### Record list ###

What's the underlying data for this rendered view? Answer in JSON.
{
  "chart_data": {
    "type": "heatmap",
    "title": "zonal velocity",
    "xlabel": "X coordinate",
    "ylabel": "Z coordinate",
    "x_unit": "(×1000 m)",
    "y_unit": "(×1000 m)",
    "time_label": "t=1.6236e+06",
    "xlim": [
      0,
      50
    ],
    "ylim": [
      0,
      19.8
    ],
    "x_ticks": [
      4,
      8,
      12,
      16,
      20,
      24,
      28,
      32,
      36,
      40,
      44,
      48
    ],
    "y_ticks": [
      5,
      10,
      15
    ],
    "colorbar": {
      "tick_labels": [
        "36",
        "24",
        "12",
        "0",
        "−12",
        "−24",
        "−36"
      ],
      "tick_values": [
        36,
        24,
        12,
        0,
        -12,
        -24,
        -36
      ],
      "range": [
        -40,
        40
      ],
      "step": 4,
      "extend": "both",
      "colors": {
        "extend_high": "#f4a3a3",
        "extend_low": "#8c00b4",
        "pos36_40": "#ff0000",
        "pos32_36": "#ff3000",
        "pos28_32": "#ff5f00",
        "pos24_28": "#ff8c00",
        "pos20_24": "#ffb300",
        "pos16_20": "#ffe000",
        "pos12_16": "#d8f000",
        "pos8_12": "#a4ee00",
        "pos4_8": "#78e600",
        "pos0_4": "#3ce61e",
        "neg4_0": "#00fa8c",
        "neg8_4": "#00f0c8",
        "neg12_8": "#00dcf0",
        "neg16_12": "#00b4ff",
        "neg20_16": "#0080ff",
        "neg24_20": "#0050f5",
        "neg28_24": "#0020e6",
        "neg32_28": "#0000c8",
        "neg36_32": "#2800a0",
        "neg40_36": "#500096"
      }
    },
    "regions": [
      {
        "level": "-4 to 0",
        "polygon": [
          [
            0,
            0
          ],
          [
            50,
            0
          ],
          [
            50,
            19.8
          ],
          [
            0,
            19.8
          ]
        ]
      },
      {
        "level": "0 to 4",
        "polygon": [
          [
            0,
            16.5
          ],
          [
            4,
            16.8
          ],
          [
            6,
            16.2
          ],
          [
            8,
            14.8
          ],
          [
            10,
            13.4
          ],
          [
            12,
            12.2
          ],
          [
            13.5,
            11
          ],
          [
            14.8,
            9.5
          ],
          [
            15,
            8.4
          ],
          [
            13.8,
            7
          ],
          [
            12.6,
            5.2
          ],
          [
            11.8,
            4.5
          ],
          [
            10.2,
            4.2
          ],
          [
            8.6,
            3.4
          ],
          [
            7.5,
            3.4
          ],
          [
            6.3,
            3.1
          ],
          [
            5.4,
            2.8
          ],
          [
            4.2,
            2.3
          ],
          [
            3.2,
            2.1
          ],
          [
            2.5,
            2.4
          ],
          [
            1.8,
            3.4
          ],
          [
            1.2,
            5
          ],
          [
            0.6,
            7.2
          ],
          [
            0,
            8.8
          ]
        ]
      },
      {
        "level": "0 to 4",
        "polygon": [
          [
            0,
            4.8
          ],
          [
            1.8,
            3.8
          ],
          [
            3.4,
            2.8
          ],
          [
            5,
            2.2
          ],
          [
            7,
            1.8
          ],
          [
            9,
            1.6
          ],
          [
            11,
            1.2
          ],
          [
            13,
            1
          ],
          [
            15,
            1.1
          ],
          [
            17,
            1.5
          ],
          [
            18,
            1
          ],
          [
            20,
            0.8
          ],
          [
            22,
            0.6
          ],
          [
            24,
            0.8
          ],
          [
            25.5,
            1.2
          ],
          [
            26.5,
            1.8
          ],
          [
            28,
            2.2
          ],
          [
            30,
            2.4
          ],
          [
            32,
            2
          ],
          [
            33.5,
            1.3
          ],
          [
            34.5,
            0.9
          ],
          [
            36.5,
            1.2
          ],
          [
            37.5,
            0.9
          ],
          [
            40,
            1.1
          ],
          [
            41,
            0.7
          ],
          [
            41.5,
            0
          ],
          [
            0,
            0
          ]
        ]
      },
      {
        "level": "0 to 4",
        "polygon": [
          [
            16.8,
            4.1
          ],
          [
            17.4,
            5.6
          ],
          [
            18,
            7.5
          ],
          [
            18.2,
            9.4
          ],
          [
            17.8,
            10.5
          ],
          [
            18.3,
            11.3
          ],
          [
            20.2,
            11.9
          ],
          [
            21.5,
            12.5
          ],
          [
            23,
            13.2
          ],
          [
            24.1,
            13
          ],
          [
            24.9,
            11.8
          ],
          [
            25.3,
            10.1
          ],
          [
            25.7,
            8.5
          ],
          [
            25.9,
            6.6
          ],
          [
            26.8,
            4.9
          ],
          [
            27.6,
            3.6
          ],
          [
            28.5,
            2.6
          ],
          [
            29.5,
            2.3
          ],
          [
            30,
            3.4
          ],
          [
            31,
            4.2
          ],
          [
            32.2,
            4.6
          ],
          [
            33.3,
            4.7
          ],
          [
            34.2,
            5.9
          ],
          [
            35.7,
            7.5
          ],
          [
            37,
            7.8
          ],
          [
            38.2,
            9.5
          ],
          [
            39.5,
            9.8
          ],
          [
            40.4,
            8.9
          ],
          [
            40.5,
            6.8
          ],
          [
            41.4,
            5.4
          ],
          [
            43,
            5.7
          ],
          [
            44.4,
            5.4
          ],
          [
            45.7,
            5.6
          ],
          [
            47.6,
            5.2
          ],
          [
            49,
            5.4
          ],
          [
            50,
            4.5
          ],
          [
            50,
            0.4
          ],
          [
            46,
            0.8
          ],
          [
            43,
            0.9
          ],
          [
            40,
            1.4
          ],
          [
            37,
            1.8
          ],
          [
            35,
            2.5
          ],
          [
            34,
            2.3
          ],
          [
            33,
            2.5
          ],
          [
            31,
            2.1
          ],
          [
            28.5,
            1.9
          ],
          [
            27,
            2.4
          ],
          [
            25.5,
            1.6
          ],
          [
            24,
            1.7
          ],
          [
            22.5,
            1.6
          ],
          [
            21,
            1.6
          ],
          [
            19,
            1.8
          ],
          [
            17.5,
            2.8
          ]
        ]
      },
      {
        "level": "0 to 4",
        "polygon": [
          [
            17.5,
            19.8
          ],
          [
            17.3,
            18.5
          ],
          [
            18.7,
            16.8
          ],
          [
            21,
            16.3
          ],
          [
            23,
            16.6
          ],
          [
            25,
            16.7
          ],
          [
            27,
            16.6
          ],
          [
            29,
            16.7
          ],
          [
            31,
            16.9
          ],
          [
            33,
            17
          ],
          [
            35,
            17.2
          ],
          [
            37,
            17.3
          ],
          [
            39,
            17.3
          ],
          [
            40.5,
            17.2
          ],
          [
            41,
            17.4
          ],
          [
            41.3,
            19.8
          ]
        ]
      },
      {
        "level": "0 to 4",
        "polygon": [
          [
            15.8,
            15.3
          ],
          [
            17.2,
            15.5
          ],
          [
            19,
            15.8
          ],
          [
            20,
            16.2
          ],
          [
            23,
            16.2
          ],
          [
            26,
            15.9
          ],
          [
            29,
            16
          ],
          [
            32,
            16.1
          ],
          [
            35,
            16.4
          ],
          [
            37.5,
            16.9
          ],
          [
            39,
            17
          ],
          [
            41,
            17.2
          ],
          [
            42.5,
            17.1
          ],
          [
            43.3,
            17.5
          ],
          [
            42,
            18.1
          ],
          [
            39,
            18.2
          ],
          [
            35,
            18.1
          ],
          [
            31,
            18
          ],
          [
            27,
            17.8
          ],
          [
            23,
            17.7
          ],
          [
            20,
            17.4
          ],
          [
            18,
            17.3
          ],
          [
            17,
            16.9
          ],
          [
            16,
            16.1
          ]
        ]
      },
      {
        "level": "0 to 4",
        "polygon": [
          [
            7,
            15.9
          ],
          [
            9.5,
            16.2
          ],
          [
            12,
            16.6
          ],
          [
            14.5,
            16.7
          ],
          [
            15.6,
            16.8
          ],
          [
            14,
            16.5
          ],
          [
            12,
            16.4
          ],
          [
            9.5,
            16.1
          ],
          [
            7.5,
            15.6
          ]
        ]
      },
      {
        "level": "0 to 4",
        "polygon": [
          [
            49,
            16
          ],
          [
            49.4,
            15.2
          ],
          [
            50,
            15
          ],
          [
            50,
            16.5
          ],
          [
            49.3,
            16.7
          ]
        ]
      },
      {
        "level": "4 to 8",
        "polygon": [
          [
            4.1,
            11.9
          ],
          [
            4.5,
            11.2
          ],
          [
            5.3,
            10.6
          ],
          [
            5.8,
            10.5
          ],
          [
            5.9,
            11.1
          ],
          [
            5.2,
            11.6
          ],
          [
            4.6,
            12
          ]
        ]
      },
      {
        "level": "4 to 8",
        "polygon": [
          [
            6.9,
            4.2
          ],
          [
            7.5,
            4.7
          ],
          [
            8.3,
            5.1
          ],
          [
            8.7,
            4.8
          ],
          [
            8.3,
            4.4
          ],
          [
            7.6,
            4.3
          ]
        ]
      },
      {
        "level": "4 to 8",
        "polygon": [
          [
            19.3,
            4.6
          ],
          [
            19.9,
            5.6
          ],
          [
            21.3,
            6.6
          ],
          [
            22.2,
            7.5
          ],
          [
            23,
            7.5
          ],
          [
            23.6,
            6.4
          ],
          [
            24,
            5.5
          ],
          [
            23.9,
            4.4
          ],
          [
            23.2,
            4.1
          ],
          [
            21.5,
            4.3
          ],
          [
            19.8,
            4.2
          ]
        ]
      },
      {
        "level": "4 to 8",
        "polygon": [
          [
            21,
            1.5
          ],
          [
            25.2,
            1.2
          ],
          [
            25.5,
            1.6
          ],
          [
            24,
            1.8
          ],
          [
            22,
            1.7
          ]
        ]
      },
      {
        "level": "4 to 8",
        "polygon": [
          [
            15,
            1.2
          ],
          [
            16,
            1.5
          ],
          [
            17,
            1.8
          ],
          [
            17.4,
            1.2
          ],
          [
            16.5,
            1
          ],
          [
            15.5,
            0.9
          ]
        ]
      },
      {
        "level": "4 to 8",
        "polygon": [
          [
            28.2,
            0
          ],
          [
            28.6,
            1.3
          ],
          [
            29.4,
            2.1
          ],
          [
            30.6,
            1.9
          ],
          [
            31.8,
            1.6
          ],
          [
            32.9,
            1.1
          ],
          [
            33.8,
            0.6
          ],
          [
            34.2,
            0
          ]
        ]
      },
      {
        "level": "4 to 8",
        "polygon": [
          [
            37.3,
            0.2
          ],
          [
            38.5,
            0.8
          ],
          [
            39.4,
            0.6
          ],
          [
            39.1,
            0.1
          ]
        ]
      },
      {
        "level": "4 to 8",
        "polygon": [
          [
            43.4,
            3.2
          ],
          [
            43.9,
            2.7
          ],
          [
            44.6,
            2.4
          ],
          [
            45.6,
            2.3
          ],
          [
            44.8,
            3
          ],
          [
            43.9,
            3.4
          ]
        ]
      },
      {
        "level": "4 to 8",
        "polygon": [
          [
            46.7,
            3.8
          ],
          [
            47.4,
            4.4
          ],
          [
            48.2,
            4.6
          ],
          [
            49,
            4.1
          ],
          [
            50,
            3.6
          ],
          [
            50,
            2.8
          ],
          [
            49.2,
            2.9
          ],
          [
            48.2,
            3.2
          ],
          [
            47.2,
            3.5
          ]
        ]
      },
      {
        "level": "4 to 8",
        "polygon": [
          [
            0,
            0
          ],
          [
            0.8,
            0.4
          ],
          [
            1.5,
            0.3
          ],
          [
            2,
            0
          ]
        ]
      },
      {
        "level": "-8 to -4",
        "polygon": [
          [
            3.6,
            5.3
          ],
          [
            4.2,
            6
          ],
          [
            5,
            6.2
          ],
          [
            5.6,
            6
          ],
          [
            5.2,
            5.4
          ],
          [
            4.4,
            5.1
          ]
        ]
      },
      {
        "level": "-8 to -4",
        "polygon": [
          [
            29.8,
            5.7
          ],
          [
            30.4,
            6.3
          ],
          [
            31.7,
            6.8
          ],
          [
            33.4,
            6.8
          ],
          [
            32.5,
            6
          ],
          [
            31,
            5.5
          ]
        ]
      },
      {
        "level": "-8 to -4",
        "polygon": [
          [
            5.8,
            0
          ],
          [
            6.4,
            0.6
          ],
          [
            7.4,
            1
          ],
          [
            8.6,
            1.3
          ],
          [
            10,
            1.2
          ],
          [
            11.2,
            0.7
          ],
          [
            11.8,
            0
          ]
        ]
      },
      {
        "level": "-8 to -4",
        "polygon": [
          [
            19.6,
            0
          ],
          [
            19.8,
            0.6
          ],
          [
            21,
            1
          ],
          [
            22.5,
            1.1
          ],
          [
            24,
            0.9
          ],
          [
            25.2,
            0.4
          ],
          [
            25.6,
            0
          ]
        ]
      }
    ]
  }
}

###

• [Instructions to follow]
For the string "coordinate", count the lines of the entries above that include it; answer with the number only.

• [Worked answer]
2